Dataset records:
* begin *

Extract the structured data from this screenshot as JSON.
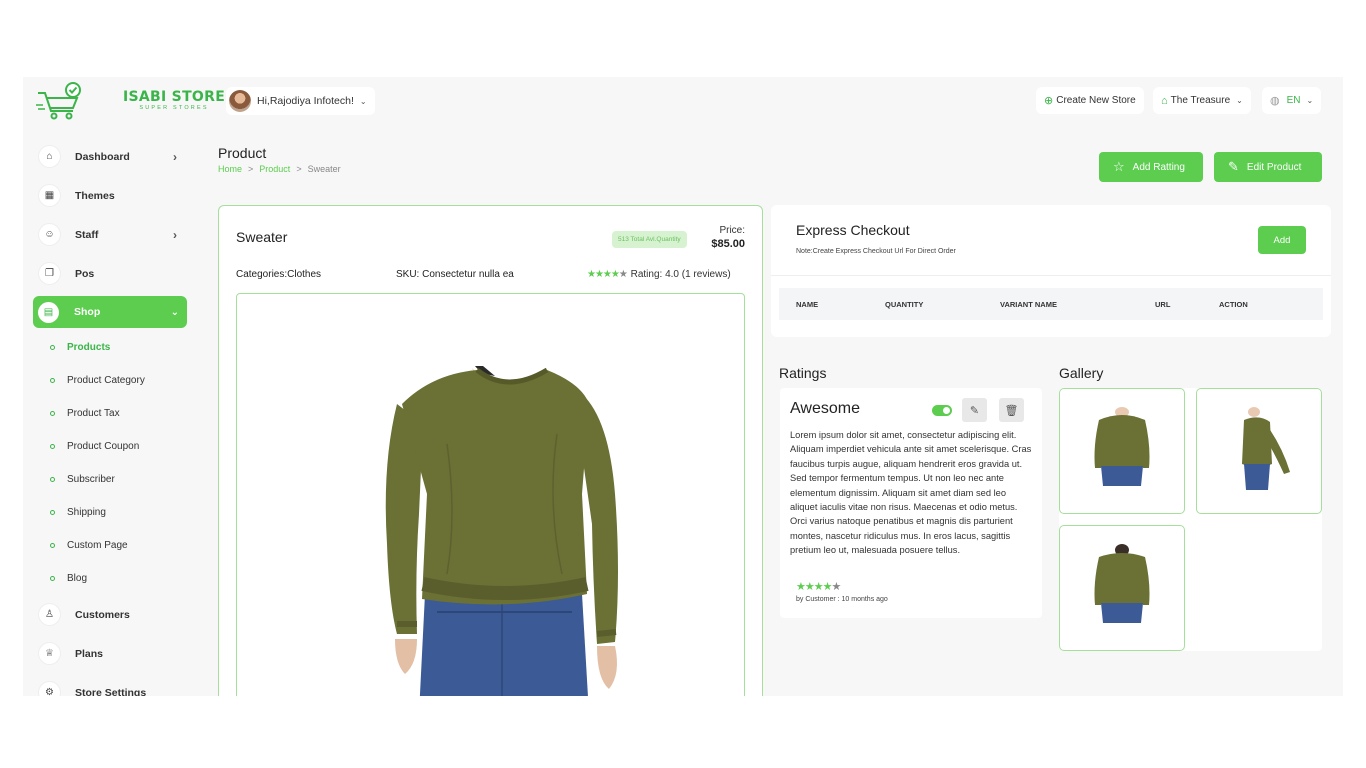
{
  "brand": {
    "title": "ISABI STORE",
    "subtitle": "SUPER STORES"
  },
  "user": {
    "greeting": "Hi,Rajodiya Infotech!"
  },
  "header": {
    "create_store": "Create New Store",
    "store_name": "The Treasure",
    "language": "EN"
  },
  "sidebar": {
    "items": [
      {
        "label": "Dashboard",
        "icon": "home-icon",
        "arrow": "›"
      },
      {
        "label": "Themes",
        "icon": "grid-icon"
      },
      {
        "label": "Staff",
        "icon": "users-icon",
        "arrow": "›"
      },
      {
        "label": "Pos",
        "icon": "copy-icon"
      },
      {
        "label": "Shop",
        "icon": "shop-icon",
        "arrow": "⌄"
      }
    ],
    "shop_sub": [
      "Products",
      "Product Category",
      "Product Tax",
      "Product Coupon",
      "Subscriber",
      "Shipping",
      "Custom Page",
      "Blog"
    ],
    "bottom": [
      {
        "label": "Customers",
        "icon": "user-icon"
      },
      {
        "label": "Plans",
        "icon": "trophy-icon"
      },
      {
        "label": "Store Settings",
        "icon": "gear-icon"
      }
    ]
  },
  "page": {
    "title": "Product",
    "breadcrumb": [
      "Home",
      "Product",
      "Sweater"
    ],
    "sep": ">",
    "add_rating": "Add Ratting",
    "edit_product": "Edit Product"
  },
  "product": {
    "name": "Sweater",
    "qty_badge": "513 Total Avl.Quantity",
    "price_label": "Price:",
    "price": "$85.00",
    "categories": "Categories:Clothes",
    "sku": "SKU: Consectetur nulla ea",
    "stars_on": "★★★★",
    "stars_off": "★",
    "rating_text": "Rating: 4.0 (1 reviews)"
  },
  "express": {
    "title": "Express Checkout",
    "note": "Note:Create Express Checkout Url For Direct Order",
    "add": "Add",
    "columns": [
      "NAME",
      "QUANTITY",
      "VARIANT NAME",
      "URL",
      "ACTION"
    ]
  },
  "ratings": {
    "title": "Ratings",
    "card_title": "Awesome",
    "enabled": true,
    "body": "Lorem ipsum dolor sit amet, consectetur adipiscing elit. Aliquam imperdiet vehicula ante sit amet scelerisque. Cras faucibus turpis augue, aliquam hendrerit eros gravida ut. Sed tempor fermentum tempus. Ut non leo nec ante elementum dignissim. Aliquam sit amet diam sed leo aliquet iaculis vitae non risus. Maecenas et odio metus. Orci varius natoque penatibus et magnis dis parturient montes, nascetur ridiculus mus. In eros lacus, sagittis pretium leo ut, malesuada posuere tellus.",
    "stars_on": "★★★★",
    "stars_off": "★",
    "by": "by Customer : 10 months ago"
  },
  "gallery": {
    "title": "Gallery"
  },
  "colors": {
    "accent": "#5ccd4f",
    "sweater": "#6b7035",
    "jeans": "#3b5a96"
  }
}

* end *

Repeat everything in the records precisely. Images are excluded from the copy.

Extract the structured data from this screenshot as JSON.
{
  "brand": {
    "title": "ISABI STORE",
    "subtitle": "SUPER STORES"
  },
  "user": {
    "greeting": "Hi,Rajodiya Infotech!"
  },
  "header": {
    "create_store": "Create New Store",
    "store_name": "The Treasure",
    "language": "EN"
  },
  "sidebar": {
    "items": [
      {
        "label": "Dashboard",
        "icon": "home-icon",
        "arrow": "›"
      },
      {
        "label": "Themes",
        "icon": "grid-icon"
      },
      {
        "label": "Staff",
        "icon": "users-icon",
        "arrow": "›"
      },
      {
        "label": "Pos",
        "icon": "copy-icon"
      },
      {
        "label": "Shop",
        "icon": "shop-icon",
        "arrow": "⌄"
      }
    ],
    "shop_sub": [
      "Products",
      "Product Category",
      "Product Tax",
      "Product Coupon",
      "Subscriber",
      "Shipping",
      "Custom Page",
      "Blog"
    ],
    "bottom": [
      {
        "label": "Customers",
        "icon": "user-icon"
      },
      {
        "label": "Plans",
        "icon": "trophy-icon"
      },
      {
        "label": "Store Settings",
        "icon": "gear-icon"
      }
    ]
  },
  "page": {
    "title": "Product",
    "breadcrumb": [
      "Home",
      "Product",
      "Sweater"
    ],
    "sep": ">",
    "add_rating": "Add Ratting",
    "edit_product": "Edit Product"
  },
  "product": {
    "name": "Sweater",
    "qty_badge": "513 Total Avl.Quantity",
    "price_label": "Price:",
    "price": "$85.00",
    "categories": "Categories:Clothes",
    "sku": "SKU: Consectetur nulla ea",
    "stars_on": "★★★★",
    "stars_off": "★",
    "rating_text": "Rating: 4.0 (1 reviews)"
  },
  "express": {
    "title": "Express Checkout",
    "note": "Note:Create Express Checkout Url For Direct Order",
    "add": "Add",
    "columns": [
      "NAME",
      "QUANTITY",
      "VARIANT NAME",
      "URL",
      "ACTION"
    ]
  },
  "ratings": {
    "title": "Ratings",
    "card_title": "Awesome",
    "enabled": true,
    "body": "Lorem ipsum dolor sit amet, consectetur adipiscing elit. Aliquam imperdiet vehicula ante sit amet scelerisque. Cras faucibus turpis augue, aliquam hendrerit eros gravida ut. Sed tempor fermentum tempus. Ut non leo nec ante elementum dignissim. Aliquam sit amet diam sed leo aliquet iaculis vitae non risus. Maecenas et odio metus. Orci varius natoque penatibus et magnis dis parturient montes, nascetur ridiculus mus. In eros lacus, sagittis pretium leo ut, malesuada posuere tellus.",
    "stars_on": "★★★★",
    "stars_off": "★",
    "by": "by Customer : 10 months ago"
  },
  "gallery": {
    "title": "Gallery"
  },
  "colors": {
    "accent": "#5ccd4f",
    "sweater": "#6b7035",
    "jeans": "#3b5a96"
  }
}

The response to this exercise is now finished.